### Figure content listings

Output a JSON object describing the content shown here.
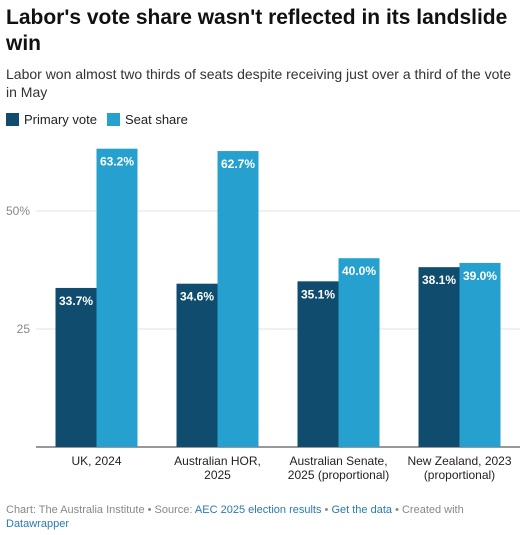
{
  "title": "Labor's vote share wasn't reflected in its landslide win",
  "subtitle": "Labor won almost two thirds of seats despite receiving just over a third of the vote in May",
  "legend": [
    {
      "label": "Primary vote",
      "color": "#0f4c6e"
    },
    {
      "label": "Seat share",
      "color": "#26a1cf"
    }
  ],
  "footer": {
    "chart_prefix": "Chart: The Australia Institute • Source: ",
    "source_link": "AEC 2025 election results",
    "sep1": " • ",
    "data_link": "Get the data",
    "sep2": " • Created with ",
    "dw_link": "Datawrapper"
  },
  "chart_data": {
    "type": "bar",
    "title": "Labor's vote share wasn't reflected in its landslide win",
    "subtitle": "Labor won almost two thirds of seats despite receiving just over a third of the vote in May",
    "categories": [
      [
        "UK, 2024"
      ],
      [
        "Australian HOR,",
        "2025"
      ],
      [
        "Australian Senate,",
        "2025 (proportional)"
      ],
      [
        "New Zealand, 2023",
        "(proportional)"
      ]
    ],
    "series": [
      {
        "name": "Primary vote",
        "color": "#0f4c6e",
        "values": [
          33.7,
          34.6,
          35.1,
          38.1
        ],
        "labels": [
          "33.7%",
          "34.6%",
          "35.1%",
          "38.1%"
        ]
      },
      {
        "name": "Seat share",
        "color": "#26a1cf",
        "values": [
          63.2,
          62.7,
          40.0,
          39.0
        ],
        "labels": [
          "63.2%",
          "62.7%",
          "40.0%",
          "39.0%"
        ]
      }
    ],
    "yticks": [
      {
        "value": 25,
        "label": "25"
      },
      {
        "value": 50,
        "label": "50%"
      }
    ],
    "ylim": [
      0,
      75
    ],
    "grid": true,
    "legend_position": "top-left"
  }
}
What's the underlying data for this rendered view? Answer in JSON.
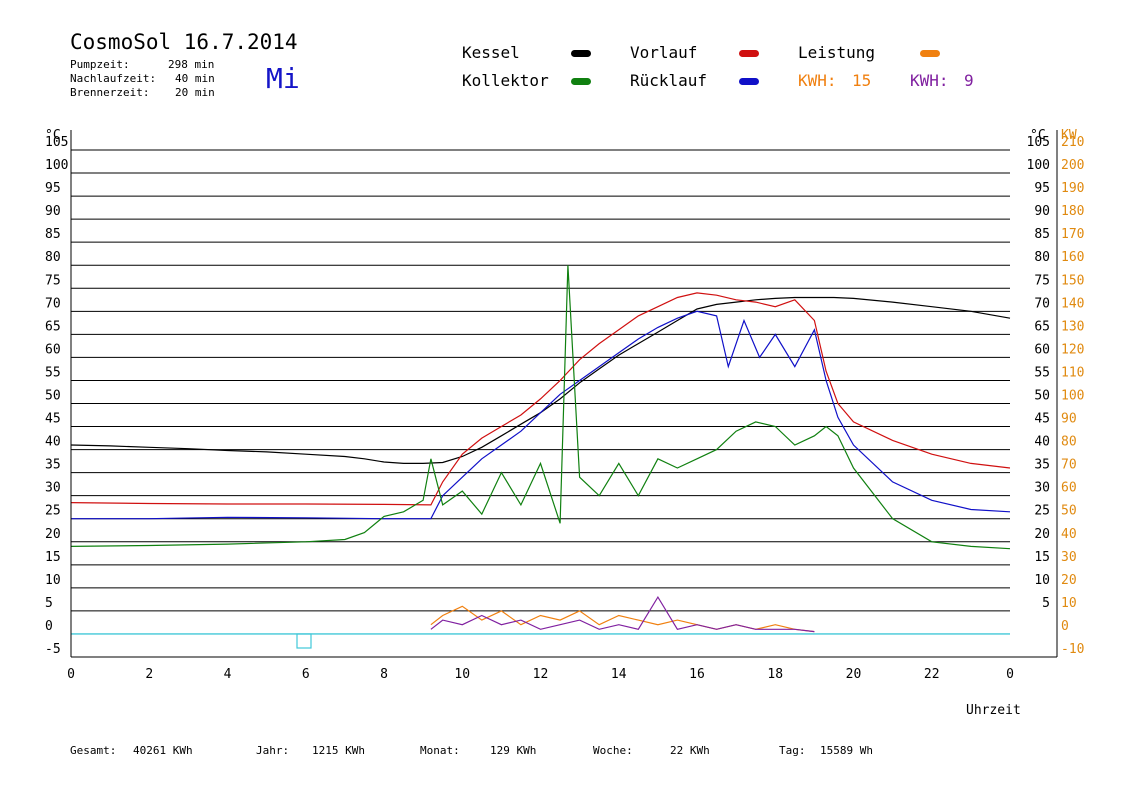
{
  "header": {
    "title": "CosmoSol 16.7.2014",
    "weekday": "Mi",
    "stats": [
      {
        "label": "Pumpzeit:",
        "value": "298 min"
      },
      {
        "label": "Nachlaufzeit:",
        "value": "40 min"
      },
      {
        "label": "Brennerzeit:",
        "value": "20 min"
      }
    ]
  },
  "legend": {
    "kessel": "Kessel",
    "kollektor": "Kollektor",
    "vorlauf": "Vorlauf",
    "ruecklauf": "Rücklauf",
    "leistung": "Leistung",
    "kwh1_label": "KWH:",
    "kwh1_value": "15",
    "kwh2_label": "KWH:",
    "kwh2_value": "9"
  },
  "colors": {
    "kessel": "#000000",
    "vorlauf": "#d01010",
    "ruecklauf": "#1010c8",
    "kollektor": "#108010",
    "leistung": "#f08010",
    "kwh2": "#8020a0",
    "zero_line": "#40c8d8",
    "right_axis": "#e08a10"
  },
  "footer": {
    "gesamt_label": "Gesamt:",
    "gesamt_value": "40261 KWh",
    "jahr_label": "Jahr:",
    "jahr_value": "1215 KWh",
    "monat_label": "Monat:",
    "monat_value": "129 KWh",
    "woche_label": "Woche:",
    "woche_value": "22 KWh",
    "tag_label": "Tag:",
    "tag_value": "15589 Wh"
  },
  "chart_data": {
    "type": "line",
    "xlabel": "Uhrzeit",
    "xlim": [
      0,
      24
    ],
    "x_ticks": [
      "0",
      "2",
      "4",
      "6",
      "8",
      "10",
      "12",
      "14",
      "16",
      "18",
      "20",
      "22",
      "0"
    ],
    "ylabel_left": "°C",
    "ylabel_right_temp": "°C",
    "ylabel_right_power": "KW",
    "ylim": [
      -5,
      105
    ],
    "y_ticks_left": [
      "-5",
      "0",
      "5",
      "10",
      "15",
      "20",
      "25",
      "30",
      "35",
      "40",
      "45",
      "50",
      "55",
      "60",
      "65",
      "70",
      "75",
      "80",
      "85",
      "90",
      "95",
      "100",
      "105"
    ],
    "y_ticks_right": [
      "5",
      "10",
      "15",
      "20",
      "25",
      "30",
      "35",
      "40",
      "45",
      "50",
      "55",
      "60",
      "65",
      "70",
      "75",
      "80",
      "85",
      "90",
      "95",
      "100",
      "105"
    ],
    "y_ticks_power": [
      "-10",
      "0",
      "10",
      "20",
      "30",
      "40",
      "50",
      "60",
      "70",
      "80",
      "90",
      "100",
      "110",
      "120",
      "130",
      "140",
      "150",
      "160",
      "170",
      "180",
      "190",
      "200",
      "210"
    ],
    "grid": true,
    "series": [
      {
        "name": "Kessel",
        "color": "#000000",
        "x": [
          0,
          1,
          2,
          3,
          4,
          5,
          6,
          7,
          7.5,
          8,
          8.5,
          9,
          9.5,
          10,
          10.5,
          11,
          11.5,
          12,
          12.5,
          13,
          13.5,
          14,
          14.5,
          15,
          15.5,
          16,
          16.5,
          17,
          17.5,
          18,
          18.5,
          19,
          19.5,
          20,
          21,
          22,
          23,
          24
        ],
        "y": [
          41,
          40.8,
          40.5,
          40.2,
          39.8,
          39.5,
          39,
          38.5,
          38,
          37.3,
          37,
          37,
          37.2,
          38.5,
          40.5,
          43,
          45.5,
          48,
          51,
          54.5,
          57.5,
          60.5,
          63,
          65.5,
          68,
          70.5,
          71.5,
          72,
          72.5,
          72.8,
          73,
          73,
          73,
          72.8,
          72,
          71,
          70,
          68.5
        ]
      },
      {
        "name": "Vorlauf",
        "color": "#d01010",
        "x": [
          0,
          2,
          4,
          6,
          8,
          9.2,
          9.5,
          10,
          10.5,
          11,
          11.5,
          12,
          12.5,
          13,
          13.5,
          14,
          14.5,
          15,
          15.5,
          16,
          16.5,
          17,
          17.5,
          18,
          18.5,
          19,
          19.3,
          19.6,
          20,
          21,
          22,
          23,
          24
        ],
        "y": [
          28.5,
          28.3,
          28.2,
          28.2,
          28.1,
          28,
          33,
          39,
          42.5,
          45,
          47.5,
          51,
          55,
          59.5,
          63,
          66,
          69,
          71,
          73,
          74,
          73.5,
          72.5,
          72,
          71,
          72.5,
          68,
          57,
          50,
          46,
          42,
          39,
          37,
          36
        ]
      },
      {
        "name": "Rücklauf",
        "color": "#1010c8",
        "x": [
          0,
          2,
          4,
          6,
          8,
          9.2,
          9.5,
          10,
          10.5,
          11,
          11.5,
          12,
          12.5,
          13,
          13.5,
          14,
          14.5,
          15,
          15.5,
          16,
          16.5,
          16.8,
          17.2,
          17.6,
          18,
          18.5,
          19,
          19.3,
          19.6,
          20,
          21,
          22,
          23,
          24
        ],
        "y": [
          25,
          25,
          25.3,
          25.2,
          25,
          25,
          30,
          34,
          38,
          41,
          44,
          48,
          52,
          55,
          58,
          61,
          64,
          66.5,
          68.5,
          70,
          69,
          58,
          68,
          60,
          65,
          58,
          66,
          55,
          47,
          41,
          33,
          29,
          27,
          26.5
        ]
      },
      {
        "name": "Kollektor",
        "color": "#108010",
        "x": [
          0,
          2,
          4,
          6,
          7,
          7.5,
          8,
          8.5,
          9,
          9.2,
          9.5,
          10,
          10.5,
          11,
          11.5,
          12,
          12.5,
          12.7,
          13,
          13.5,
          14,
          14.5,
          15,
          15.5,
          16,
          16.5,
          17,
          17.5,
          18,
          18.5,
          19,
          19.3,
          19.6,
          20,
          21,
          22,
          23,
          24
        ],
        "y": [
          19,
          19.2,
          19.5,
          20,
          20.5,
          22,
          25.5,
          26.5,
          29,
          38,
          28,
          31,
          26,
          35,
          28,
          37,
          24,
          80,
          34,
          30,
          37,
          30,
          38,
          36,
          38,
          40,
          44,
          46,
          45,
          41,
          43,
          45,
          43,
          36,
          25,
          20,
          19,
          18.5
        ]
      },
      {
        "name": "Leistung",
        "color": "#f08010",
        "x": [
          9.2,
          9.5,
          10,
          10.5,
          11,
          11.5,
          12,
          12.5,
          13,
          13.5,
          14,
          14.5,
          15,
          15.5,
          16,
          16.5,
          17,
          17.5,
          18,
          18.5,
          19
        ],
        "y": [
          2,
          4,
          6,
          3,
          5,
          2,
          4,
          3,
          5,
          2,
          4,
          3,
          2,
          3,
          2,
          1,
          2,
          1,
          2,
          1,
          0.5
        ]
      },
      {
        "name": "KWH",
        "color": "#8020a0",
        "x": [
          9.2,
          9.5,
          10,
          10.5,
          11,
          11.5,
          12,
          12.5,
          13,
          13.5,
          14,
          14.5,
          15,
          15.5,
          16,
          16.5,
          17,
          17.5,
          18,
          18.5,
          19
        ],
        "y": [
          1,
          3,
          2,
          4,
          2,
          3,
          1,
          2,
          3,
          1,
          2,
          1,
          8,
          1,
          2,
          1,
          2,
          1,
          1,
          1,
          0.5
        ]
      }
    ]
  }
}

### INSTRUCTIONS TO FOLLOW
Select all lines in the listing above where the word "almost" appears, and show them.

### TASK OUTPUT
  "subtitle": "Labor won almost two thirds of seats despite receiving just over a third of the vote in May",
    "subtitle": "Labor won almost two thirds of seats despite receiving just over a third of the vote in May",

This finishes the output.